►

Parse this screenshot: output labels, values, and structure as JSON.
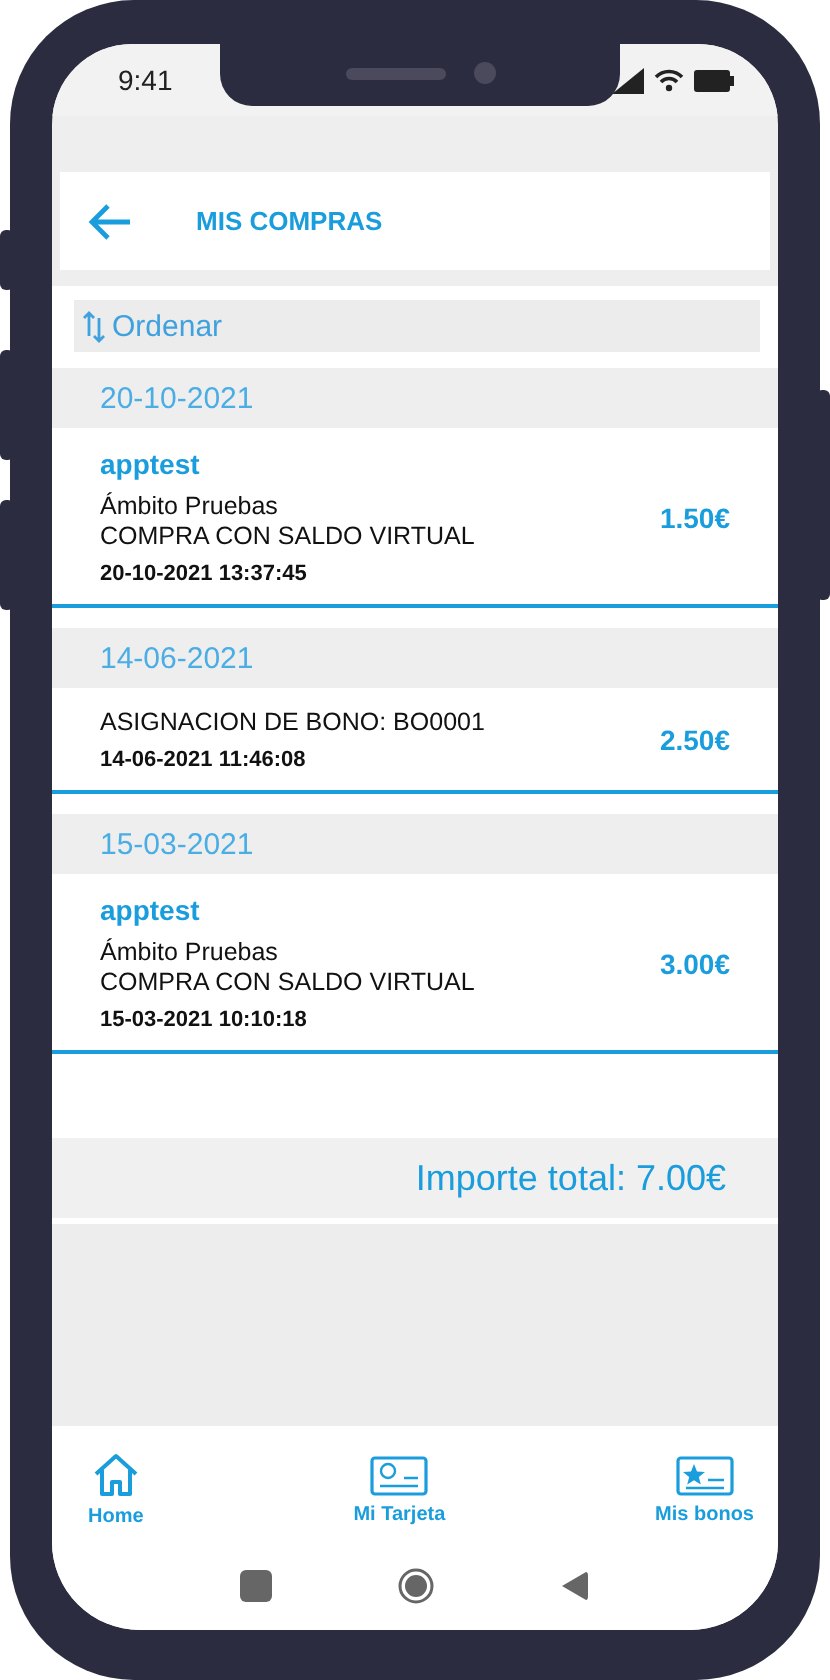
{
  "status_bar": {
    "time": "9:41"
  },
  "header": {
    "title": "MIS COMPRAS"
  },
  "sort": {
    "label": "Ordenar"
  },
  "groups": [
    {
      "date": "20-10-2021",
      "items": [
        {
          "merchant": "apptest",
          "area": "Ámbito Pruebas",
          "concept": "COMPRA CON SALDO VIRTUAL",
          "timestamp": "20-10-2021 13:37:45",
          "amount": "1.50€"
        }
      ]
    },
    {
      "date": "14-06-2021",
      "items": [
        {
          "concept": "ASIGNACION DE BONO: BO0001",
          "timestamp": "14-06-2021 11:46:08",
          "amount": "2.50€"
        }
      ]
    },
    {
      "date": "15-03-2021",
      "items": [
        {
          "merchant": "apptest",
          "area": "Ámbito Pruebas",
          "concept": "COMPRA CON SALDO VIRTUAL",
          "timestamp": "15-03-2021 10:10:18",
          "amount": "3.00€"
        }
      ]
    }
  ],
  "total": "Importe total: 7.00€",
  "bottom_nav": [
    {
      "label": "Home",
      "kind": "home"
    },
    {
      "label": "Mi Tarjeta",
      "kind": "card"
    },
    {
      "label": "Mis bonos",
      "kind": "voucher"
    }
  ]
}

◄
►

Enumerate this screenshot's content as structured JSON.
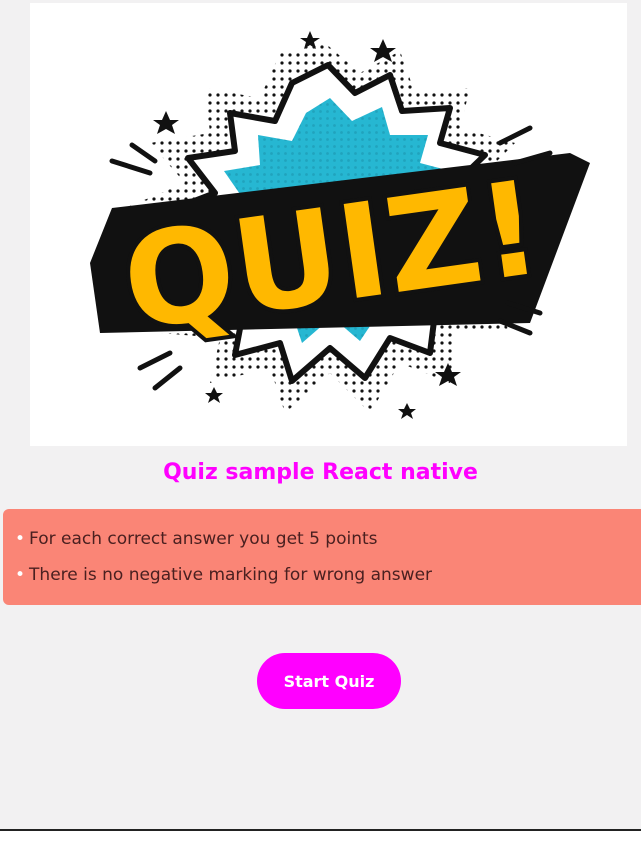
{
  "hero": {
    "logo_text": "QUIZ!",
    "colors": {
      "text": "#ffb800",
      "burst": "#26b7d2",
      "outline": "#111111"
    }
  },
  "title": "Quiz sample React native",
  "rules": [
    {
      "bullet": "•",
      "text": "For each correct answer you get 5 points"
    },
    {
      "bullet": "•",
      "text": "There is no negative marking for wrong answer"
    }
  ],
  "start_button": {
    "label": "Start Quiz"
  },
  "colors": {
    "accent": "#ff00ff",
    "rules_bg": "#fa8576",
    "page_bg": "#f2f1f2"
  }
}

◄

- [Exercise objective] Only the number should be given: how many lines of the data contain the word "timestamp"?

- [Reply to the task] 3